**DIRECTIVE:** Quote, verbatim, all material below, without pictures.

**RECORDS SUPPLIED:**

────────────────────

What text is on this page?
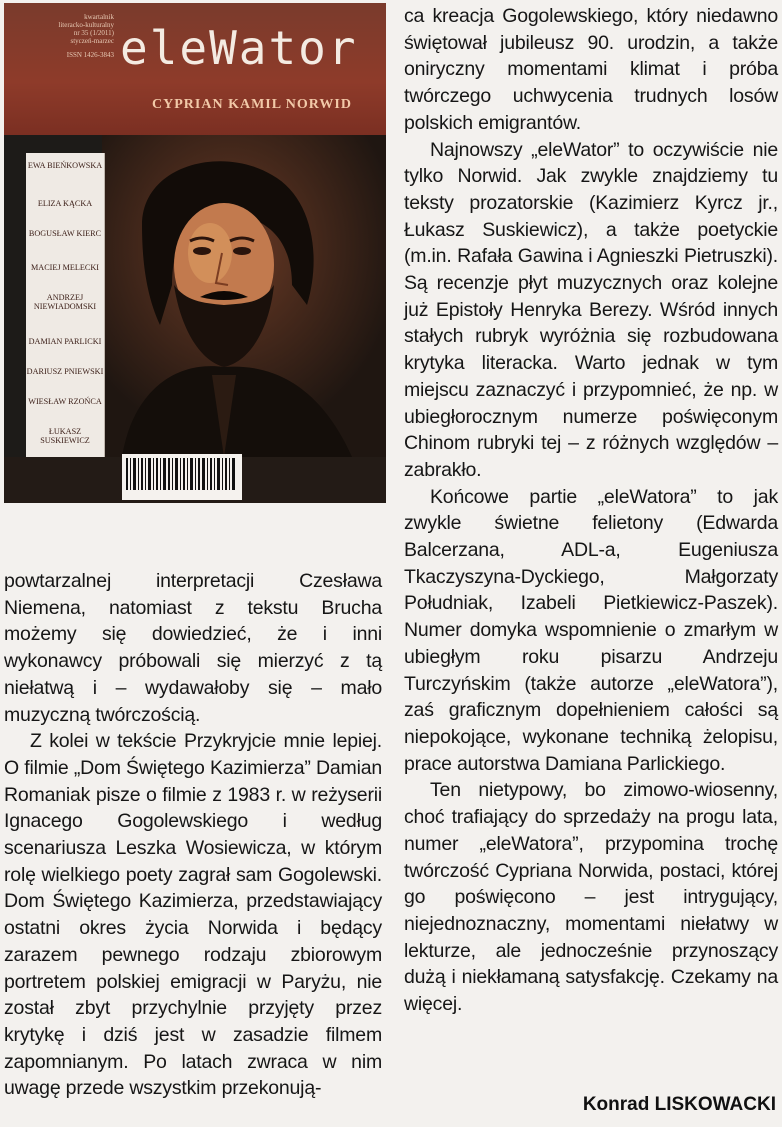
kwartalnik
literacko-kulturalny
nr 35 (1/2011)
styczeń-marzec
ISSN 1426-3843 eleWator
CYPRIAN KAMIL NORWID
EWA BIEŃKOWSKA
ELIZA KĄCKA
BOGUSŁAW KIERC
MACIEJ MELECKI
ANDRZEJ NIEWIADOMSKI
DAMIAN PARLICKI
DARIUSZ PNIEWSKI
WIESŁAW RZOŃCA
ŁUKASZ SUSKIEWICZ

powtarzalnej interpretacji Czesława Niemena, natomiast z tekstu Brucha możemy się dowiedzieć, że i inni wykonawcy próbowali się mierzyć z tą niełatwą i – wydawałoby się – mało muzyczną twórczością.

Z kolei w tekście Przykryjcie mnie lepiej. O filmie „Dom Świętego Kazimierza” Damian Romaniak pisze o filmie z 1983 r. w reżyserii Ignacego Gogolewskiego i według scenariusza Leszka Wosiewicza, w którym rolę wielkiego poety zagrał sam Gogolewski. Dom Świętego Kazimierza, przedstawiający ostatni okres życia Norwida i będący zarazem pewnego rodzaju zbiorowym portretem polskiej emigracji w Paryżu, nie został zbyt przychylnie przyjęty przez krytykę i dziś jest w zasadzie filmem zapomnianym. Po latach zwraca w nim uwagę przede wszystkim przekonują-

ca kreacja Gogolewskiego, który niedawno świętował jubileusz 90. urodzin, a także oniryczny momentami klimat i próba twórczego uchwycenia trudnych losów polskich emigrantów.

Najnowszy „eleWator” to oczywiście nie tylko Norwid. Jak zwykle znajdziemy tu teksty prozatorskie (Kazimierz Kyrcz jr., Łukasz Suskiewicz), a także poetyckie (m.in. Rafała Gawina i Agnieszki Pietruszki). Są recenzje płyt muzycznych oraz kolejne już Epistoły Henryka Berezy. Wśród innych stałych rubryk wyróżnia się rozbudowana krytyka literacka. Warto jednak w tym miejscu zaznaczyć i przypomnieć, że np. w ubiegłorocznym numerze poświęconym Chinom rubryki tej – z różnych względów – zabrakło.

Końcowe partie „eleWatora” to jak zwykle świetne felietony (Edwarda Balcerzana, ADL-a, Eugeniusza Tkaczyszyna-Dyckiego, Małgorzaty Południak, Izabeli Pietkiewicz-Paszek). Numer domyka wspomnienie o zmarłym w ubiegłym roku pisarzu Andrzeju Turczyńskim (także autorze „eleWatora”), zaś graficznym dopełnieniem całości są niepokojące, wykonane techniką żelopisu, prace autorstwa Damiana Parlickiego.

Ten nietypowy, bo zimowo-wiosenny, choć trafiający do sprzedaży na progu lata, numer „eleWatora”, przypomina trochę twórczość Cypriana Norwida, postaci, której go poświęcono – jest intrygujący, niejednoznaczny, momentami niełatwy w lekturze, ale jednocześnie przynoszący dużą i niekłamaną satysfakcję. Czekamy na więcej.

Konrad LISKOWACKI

────────────────────

**TASK OUTPUT:**
What text is on this page?
kwartalnik
literacko-kulturalny
nr 35 (1/2011)
styczeń-marzec
ISSN 1426-3843 eleWator
CYPRIAN KAMIL NORWID
EWA BIEŃKOWSKA
ELIZA KĄCKA
BOGUSŁAW KIERC
MACIEJ MELECKI
ANDRZEJ NIEWIADOMSKI
DAMIAN PARLICKI
DARIUSZ PNIEWSKI
WIESŁAW RZOŃCA
ŁUKASZ SUSKIEWICZ

powtarzalnej interpretacji Czesława Niemena, natomiast z tekstu Brucha możemy się dowiedzieć, że i inni wykonawcy próbowali się mierzyć z tą niełatwą i – wydawałoby się – mało muzyczną twórczością.

Z kolei w tekście Przykryjcie mnie lepiej. O filmie „Dom Świętego Kazimierza” Damian Romaniak pisze o filmie z 1983 r. w reżyserii Ignacego Gogolewskiego i według scenariusza Leszka Wosiewicza, w którym rolę wielkiego poety zagrał sam Gogolewski. Dom Świętego Kazimierza, przedstawiający ostatni okres życia Norwida i będący zarazem pewnego rodzaju zbiorowym portretem polskiej emigracji w Paryżu, nie został zbyt przychylnie przyjęty przez krytykę i dziś jest w zasadzie filmem zapomnianym. Po latach zwraca w nim uwagę przede wszystkim przekonują-

ca kreacja Gogolewskiego, który niedawno świętował jubileusz 90. urodzin, a także oniryczny momentami klimat i próba twórczego uchwycenia trudnych losów polskich emigrantów.

Najnowszy „eleWator” to oczywiście nie tylko Norwid. Jak zwykle znajdziemy tu teksty prozatorskie (Kazimierz Kyrcz jr., Łukasz Suskiewicz), a także poetyckie (m.in. Rafała Gawina i Agnieszki Pietruszki). Są recenzje płyt muzycznych oraz kolejne już Epistoły Henryka Berezy. Wśród innych stałych rubryk wyróżnia się rozbudowana krytyka literacka. Warto jednak w tym miejscu zaznaczyć i przypomnieć, że np. w ubiegłorocznym numerze poświęconym Chinom rubryki tej – z różnych względów – zabrakło.

Końcowe partie „eleWatora” to jak zwykle świetne felietony (Edwarda Balcerzana, ADL-a, Eugeniusza Tkaczyszyna-Dyckiego, Małgorzaty Południak, Izabeli Pietkiewicz-Paszek). Numer domyka wspomnienie o zmarłym w ubiegłym roku pisarzu Andrzeju Turczyńskim (także autorze „eleWatora”), zaś graficznym dopełnieniem całości są niepokojące, wykonane techniką żelopisu, prace autorstwa Damiana Parlickiego.

Ten nietypowy, bo zimowo-wiosenny, choć trafiający do sprzedaży na progu lata, numer „eleWatora”, przypomina trochę twórczość Cypriana Norwida, postaci, której go poświęcono – jest intrygujący, niejednoznaczny, momentami niełatwy w lekturze, ale jednocześnie przynoszący dużą i niekłamaną satysfakcję. Czekamy na więcej.

Konrad LISKOWACKI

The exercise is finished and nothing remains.